• [EXERCISE BRIEF]:
Type out every line below exactly as it reads.

Dataset excerpts:
START
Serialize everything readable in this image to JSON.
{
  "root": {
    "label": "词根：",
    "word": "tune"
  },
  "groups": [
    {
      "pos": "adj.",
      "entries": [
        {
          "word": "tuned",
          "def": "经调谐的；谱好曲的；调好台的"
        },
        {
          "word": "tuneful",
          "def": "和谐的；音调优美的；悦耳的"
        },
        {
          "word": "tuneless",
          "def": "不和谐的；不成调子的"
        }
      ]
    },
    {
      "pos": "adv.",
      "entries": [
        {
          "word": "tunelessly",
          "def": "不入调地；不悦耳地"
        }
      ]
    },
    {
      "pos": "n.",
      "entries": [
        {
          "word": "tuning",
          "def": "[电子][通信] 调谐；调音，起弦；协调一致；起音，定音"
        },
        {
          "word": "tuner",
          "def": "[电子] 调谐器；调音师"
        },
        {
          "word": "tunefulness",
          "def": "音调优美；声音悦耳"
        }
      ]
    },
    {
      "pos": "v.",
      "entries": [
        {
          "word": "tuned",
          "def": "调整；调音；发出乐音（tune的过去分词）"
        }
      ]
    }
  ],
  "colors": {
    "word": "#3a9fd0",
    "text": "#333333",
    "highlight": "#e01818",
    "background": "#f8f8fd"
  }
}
END
• [FULL ANSWER]:
Serialize everything readable in this image to JSON.
{
  "root": {
    "label": "词根：",
    "word": "tune"
  },
  "groups": [
    {
      "pos": "adj.",
      "entries": [
        {
          "word": "tuned",
          "def": "经调谐的；谱好曲的；调好台的"
        },
        {
          "word": "tuneful",
          "def": "和谐的；音调优美的；悦耳的"
        },
        {
          "word": "tuneless",
          "def": "不和谐的；不成调子的"
        }
      ]
    },
    {
      "pos": "adv.",
      "entries": [
        {
          "word": "tunelessly",
          "def": "不入调地；不悦耳地"
        }
      ]
    },
    {
      "pos": "n.",
      "entries": [
        {
          "word": "tuning",
          "def": "[电子][通信] 调谐；调音，起弦；协调一致；起音，定音"
        },
        {
          "word": "tuner",
          "def": "[电子] 调谐器；调音师"
        },
        {
          "word": "tunefulness",
          "def": "音调优美；声音悦耳"
        }
      ]
    },
    {
      "pos": "v.",
      "entries": [
        {
          "word": "tuned",
          "def": "调整；调音；发出乐音（tune的过去分词）"
        }
      ]
    }
  ],
  "colors": {
    "word": "#3a9fd0",
    "text": "#333333",
    "highlight": "#e01818",
    "background": "#f8f8fd"
  }
}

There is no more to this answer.